Your goal => Write out the whole listing again, exactly as given.

Record extracts =>

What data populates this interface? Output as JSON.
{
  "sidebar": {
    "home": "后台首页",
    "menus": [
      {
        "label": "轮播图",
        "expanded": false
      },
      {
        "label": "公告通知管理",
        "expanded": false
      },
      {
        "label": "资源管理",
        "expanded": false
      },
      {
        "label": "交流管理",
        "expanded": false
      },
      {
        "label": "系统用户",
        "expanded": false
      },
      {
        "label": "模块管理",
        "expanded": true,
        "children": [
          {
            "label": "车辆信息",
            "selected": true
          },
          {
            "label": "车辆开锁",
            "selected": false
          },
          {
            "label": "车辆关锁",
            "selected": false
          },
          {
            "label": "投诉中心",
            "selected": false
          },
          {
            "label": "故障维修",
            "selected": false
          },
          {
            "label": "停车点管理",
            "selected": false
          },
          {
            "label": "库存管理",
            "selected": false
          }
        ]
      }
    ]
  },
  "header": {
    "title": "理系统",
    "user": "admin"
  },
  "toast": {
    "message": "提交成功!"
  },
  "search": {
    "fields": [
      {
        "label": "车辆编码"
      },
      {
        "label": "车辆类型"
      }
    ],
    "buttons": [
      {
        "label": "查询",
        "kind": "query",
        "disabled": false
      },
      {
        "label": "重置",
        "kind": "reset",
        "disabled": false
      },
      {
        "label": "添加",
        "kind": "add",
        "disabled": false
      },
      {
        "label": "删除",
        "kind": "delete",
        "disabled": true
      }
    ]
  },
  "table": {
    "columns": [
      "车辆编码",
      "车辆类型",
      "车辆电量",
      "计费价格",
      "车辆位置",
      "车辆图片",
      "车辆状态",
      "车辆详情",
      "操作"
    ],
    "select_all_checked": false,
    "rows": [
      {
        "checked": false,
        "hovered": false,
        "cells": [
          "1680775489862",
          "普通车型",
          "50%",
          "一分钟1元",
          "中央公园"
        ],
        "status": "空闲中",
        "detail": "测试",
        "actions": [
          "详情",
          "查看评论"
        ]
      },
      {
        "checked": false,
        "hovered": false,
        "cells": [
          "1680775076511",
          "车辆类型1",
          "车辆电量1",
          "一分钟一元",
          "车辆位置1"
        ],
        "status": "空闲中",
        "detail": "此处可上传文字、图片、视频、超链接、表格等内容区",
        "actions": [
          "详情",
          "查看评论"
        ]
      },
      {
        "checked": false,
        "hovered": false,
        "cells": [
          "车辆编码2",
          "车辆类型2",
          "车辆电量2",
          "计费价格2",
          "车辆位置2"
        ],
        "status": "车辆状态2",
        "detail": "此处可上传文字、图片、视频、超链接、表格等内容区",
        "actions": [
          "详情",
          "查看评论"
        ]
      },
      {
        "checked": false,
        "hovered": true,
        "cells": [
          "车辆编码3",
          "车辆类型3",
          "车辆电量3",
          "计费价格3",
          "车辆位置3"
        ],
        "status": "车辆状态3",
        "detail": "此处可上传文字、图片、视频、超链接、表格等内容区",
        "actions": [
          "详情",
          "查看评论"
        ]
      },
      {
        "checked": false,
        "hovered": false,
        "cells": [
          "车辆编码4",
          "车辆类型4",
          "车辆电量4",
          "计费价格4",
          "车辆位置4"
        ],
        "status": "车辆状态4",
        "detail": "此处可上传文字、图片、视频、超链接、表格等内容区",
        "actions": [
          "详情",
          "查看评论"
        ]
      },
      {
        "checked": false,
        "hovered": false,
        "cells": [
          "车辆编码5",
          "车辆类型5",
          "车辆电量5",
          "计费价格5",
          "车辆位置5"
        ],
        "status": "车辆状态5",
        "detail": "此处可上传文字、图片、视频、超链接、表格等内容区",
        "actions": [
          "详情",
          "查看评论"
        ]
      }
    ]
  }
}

Task response =>
What data populates this interface? Output as JSON.
{
  "sidebar": {
    "home": "后台首页",
    "menus": [
      {
        "label": "轮播图",
        "expanded": false
      },
      {
        "label": "公告通知管理",
        "expanded": false
      },
      {
        "label": "资源管理",
        "expanded": false
      },
      {
        "label": "交流管理",
        "expanded": false
      },
      {
        "label": "系统用户",
        "expanded": false
      },
      {
        "label": "模块管理",
        "expanded": true,
        "children": [
          {
            "label": "车辆信息",
            "selected": true
          },
          {
            "label": "车辆开锁",
            "selected": false
          },
          {
            "label": "车辆关锁",
            "selected": false
          },
          {
            "label": "投诉中心",
            "selected": false
          },
          {
            "label": "故障维修",
            "selected": false
          },
          {
            "label": "停车点管理",
            "selected": false
          },
          {
            "label": "库存管理",
            "selected": false
          }
        ]
      }
    ]
  },
  "header": {
    "title": "理系统",
    "user": "admin"
  },
  "toast": {
    "message": "提交成功!"
  },
  "search": {
    "fields": [
      {
        "label": "车辆编码"
      },
      {
        "label": "车辆类型"
      }
    ],
    "buttons": [
      {
        "label": "查询",
        "kind": "query",
        "disabled": false
      },
      {
        "label": "重置",
        "kind": "reset",
        "disabled": false
      },
      {
        "label": "添加",
        "kind": "add",
        "disabled": false
      },
      {
        "label": "删除",
        "kind": "delete",
        "disabled": true
      }
    ]
  },
  "table": {
    "columns": [
      "车辆编码",
      "车辆类型",
      "车辆电量",
      "计费价格",
      "车辆位置",
      "车辆图片",
      "车辆状态",
      "车辆详情",
      "操作"
    ],
    "select_all_checked": false,
    "rows": [
      {
        "checked": false,
        "hovered": false,
        "cells": [
          "1680775489862",
          "普通车型",
          "50%",
          "一分钟1元",
          "中央公园"
        ],
        "status": "空闲中",
        "detail": "测试",
        "actions": [
          "详情",
          "查看评论"
        ]
      },
      {
        "checked": false,
        "hovered": false,
        "cells": [
          "1680775076511",
          "车辆类型1",
          "车辆电量1",
          "一分钟一元",
          "车辆位置1"
        ],
        "status": "空闲中",
        "detail": "此处可上传文字、图片、视频、超链接、表格等内容区",
        "actions": [
          "详情",
          "查看评论"
        ]
      },
      {
        "checked": false,
        "hovered": false,
        "cells": [
          "车辆编码2",
          "车辆类型2",
          "车辆电量2",
          "计费价格2",
          "车辆位置2"
        ],
        "status": "车辆状态2",
        "detail": "此处可上传文字、图片、视频、超链接、表格等内容区",
        "actions": [
          "详情",
          "查看评论"
        ]
      },
      {
        "checked": false,
        "hovered": true,
        "cells": [
          "车辆编码3",
          "车辆类型3",
          "车辆电量3",
          "计费价格3",
          "车辆位置3"
        ],
        "status": "车辆状态3",
        "detail": "此处可上传文字、图片、视频、超链接、表格等内容区",
        "actions": [
          "详情",
          "查看评论"
        ]
      },
      {
        "checked": false,
        "hovered": false,
        "cells": [
          "车辆编码4",
          "车辆类型4",
          "车辆电量4",
          "计费价格4",
          "车辆位置4"
        ],
        "status": "车辆状态4",
        "detail": "此处可上传文字、图片、视频、超链接、表格等内容区",
        "actions": [
          "详情",
          "查看评论"
        ]
      },
      {
        "checked": false,
        "hovered": false,
        "cells": [
          "车辆编码5",
          "车辆类型5",
          "车辆电量5",
          "计费价格5",
          "车辆位置5"
        ],
        "status": "车辆状态5",
        "detail": "此处可上传文字、图片、视频、超链接、表格等内容区",
        "actions": [
          "详情",
          "查看评论"
        ]
      }
    ]
  }
}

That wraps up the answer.